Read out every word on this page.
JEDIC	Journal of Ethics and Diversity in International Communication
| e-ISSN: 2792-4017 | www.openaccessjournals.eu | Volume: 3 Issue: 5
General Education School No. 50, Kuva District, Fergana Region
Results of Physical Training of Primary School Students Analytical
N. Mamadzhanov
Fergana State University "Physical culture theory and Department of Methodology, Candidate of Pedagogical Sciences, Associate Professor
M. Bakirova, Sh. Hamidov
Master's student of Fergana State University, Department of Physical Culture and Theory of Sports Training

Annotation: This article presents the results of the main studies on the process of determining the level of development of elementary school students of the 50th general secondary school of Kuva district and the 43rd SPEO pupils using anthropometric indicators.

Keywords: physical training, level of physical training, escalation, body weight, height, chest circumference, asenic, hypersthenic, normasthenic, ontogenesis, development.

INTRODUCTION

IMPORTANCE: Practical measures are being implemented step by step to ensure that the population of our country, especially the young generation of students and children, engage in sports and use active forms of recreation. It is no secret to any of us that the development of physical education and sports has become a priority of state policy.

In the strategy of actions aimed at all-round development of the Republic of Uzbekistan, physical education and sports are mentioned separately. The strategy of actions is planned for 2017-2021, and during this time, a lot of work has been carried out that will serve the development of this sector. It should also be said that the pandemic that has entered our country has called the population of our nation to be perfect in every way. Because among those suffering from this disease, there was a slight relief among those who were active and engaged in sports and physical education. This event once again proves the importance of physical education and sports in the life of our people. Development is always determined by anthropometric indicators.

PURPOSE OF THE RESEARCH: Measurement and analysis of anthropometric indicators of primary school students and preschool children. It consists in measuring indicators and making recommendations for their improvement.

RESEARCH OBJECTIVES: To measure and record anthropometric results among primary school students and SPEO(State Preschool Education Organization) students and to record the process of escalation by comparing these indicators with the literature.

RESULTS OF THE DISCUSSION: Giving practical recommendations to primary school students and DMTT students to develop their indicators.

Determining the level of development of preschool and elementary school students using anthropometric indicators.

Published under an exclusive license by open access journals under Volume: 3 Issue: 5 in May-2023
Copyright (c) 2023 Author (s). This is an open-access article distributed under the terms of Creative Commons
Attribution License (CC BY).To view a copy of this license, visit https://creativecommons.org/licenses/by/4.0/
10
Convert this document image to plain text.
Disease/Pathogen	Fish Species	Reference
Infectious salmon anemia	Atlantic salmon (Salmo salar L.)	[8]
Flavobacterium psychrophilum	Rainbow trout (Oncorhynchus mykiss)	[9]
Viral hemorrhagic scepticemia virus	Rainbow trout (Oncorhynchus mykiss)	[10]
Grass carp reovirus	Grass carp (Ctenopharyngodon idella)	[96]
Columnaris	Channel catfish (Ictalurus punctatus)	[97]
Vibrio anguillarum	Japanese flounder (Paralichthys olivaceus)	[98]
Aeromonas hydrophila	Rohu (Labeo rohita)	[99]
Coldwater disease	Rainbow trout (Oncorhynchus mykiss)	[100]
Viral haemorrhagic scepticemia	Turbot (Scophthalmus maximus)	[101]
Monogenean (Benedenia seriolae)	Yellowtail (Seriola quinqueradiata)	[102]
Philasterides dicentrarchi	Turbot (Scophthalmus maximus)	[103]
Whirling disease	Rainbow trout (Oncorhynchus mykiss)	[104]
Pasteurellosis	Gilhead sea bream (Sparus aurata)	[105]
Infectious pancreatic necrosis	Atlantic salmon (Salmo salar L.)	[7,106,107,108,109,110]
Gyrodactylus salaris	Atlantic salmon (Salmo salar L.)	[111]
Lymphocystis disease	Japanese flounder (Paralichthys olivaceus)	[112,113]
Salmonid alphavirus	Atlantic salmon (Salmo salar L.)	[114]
····················
Only a number should be given: the count of lines above that contain the word "Scophthalmus".

2